• _WRITTEN EXERCISE_
Among the records below, find each line that includes the string "title" and copy it.

===== INFORMATION SHOWN

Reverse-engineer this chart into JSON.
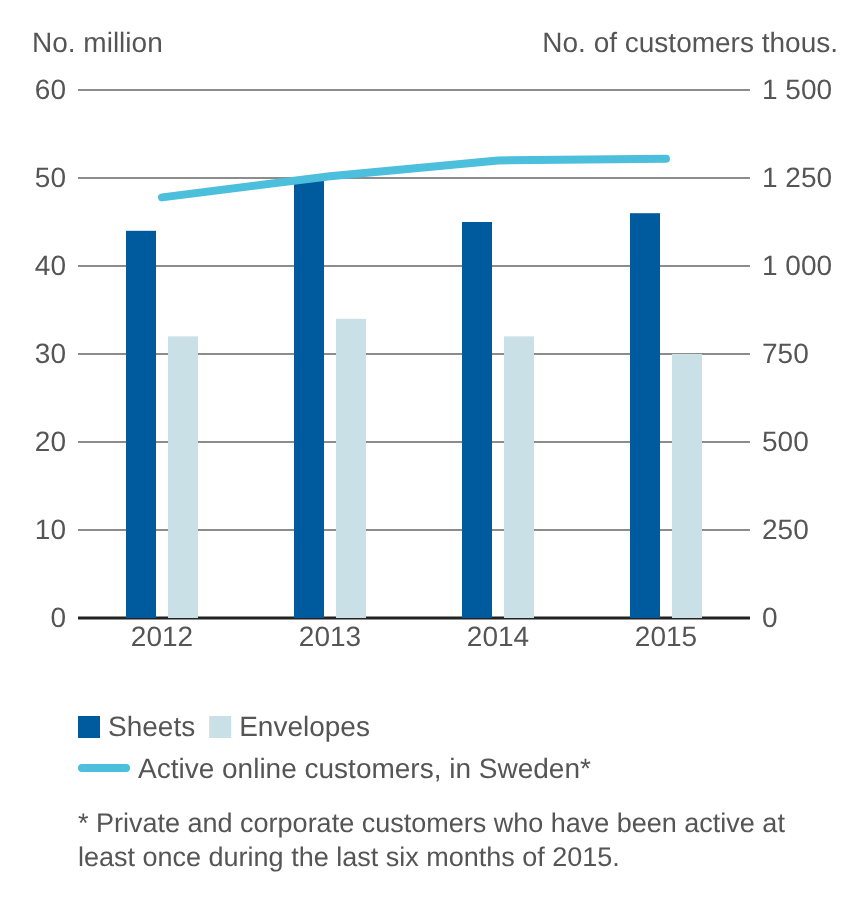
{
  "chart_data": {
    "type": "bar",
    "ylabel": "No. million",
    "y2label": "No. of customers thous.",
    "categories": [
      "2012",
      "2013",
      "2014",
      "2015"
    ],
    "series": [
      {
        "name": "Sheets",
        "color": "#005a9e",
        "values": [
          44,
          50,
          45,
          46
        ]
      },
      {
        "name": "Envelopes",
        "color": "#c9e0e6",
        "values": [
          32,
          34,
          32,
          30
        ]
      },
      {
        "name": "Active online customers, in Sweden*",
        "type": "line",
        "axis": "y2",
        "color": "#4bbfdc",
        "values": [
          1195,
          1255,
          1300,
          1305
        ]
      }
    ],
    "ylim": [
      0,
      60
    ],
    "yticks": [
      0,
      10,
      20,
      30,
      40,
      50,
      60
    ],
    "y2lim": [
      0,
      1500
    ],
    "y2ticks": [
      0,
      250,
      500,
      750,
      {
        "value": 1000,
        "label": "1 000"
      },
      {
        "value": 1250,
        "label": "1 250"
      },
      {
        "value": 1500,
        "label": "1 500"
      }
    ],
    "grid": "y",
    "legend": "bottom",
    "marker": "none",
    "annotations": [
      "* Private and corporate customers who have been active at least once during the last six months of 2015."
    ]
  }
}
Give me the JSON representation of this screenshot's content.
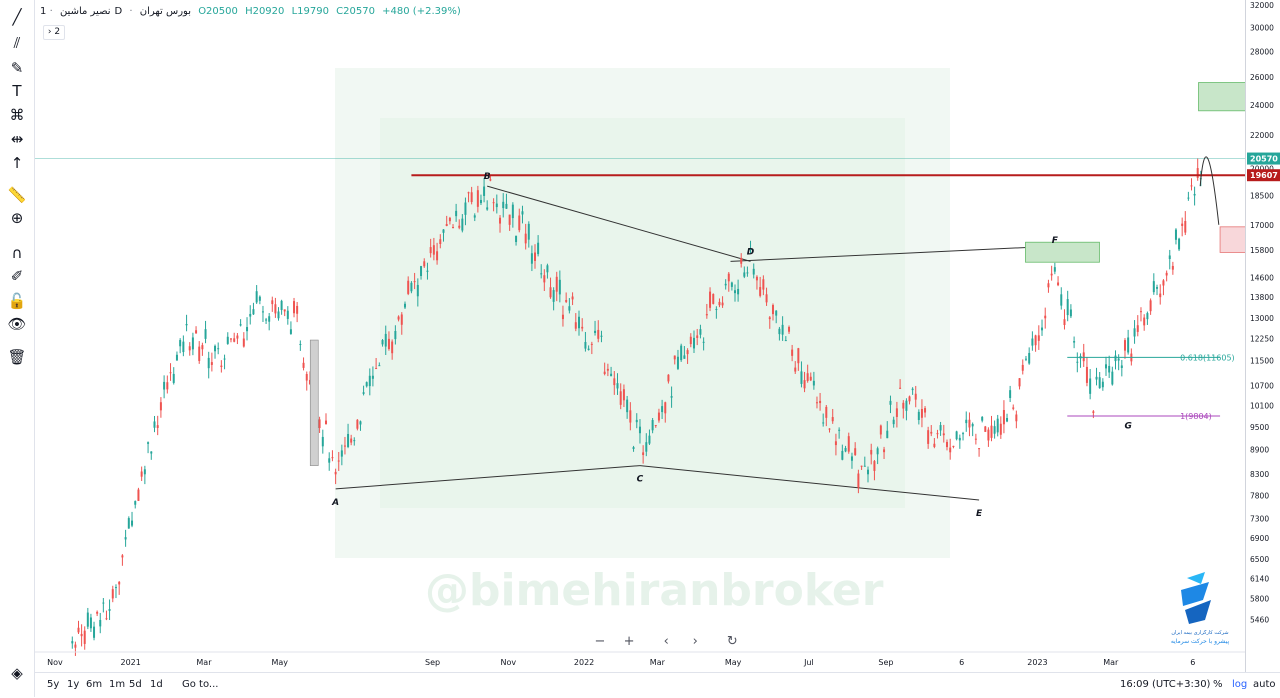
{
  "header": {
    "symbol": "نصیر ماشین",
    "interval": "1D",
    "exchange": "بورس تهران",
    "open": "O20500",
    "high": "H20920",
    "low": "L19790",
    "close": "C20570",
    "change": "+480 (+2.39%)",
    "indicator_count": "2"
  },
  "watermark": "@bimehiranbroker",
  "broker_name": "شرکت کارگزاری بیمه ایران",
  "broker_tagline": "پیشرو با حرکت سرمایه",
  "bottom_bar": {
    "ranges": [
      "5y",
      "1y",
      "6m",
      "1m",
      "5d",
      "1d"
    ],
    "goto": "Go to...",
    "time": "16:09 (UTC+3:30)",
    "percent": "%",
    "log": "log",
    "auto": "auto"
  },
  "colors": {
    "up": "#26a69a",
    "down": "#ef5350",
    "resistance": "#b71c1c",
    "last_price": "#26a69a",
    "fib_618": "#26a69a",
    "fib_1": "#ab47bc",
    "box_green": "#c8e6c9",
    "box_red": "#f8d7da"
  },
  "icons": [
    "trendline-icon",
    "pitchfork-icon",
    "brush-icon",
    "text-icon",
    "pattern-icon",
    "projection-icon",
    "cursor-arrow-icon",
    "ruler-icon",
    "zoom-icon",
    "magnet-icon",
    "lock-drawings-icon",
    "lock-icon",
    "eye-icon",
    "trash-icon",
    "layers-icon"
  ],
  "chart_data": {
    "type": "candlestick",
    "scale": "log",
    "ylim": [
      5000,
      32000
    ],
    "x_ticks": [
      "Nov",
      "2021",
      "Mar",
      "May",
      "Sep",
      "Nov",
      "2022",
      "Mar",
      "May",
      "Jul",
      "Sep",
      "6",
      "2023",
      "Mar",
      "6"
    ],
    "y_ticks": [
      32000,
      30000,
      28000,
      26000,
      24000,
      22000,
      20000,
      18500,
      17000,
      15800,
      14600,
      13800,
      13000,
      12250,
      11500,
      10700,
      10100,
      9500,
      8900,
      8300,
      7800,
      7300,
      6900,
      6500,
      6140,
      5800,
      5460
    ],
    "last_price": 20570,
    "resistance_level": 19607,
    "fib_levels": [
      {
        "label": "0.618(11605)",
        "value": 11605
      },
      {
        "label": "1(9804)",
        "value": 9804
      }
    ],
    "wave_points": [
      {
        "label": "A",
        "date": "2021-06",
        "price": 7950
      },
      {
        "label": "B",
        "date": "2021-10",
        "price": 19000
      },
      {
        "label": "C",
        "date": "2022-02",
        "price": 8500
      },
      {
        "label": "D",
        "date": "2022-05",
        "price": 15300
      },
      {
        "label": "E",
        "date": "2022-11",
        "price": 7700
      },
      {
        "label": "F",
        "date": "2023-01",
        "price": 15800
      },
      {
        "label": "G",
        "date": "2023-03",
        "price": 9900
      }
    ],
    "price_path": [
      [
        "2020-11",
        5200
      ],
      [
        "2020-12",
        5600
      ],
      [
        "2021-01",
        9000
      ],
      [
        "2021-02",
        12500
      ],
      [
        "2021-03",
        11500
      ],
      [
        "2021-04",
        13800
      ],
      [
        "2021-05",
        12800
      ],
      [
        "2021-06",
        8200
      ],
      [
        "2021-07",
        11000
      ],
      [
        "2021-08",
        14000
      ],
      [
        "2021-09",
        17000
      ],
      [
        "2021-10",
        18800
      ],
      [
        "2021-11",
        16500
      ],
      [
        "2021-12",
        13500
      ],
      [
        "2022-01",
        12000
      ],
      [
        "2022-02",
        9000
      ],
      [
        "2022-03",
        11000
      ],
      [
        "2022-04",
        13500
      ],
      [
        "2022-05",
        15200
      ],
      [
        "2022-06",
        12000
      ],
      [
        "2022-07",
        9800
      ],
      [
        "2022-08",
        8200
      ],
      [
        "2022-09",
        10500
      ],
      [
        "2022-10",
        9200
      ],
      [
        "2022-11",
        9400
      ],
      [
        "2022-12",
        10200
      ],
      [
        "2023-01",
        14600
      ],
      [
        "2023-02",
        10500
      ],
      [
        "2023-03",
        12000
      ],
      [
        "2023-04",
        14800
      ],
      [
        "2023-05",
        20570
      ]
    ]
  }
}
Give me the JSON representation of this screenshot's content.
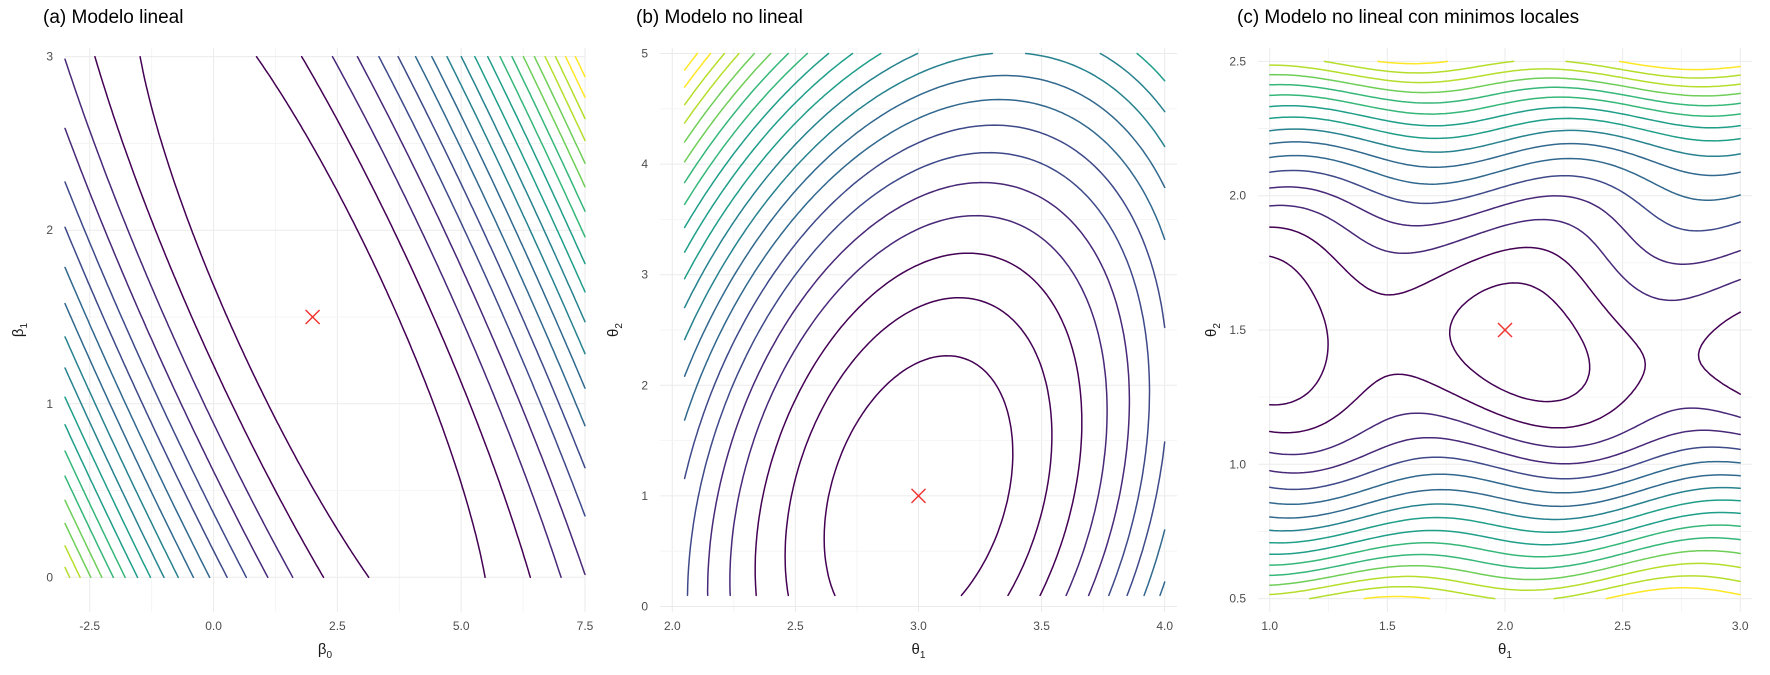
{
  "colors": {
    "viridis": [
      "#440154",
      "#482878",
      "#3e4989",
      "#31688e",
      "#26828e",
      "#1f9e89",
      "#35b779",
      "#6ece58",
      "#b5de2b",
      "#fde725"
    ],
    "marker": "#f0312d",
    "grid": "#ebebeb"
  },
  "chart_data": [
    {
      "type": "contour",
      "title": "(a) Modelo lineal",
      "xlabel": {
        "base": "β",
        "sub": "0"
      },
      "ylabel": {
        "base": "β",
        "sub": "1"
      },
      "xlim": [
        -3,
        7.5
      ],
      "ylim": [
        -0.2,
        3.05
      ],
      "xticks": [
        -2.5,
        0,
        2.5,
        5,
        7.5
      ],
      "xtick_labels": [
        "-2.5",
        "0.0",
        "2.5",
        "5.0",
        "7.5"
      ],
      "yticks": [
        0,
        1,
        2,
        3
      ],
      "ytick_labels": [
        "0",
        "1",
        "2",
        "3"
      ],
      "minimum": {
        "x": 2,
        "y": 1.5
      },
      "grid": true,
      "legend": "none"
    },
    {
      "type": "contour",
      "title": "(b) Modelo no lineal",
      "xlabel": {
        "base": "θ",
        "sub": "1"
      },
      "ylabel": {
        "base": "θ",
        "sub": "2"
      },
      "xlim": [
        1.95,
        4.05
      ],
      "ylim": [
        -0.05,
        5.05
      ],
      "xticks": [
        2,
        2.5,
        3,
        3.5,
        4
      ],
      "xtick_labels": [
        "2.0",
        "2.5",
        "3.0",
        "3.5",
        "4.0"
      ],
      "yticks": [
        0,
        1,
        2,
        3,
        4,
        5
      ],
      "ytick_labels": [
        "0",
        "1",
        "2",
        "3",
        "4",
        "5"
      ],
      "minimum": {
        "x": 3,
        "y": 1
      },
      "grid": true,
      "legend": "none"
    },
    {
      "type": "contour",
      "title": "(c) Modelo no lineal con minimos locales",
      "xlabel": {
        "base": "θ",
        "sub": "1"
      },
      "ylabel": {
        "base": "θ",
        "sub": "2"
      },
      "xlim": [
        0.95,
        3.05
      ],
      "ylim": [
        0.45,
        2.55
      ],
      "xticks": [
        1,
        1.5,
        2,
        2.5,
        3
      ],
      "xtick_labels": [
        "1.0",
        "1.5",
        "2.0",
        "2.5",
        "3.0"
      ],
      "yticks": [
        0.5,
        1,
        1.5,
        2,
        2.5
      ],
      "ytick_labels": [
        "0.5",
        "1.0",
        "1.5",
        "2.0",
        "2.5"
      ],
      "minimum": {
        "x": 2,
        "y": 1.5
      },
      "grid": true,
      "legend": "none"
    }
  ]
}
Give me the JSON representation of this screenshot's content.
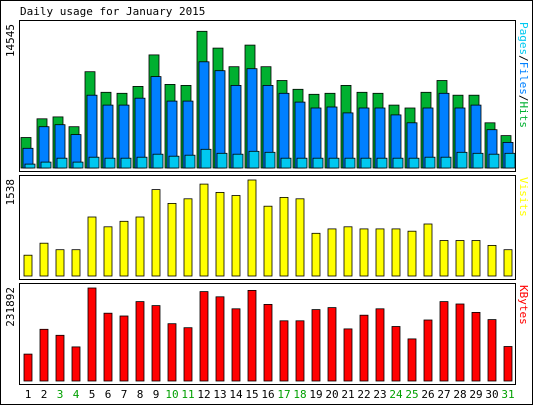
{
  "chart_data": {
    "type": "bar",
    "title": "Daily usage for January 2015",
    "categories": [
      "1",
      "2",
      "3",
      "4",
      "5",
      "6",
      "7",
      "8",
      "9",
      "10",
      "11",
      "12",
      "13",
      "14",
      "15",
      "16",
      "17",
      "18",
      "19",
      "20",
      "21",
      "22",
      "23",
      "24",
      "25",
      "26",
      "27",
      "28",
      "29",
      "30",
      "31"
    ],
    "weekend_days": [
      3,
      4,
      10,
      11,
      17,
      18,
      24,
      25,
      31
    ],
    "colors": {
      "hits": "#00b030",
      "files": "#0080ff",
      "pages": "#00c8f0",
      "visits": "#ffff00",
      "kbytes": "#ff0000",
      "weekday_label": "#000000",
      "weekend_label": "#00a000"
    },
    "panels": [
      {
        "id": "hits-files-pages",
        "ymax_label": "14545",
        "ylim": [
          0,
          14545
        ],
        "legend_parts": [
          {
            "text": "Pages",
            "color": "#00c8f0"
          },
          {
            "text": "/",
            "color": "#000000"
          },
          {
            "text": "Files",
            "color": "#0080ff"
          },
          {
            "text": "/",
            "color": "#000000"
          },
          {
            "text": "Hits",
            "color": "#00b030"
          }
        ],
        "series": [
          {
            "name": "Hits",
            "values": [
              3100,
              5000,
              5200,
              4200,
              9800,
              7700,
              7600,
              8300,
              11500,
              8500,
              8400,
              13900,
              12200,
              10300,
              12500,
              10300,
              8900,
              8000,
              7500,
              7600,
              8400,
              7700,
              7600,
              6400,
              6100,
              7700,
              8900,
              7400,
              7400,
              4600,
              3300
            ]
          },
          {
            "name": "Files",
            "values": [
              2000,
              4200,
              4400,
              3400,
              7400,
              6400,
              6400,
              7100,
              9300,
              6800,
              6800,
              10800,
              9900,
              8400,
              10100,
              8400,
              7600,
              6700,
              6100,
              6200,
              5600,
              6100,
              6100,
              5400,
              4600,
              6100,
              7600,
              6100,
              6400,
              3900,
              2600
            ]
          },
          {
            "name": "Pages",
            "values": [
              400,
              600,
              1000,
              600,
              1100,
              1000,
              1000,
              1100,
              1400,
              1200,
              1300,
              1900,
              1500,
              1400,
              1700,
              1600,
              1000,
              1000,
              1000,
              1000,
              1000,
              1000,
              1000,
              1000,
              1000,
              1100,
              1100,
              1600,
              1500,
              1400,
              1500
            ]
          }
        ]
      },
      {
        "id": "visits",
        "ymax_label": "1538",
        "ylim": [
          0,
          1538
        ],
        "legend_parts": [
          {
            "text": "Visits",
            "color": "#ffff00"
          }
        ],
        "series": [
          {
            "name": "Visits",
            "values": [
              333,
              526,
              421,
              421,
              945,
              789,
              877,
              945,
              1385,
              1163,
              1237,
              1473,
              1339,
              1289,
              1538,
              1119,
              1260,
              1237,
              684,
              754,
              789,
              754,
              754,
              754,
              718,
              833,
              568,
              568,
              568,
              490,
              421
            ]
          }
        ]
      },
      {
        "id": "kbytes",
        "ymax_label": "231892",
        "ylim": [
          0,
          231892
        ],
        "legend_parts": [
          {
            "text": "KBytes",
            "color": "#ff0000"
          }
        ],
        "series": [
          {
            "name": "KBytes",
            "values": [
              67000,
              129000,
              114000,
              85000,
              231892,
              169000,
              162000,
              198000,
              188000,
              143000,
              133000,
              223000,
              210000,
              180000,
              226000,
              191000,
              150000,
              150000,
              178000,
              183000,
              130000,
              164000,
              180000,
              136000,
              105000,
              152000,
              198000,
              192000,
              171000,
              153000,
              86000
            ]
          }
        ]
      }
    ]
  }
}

==========

• _SOLUTION FOR THIS TASK_
      "title": "(a) Modelo lineal",
      "title": "(b) Modelo no lineal",
      "title": "(c) Modelo no lineal con minimos locales",
    "title": "Daily usage for January 2015",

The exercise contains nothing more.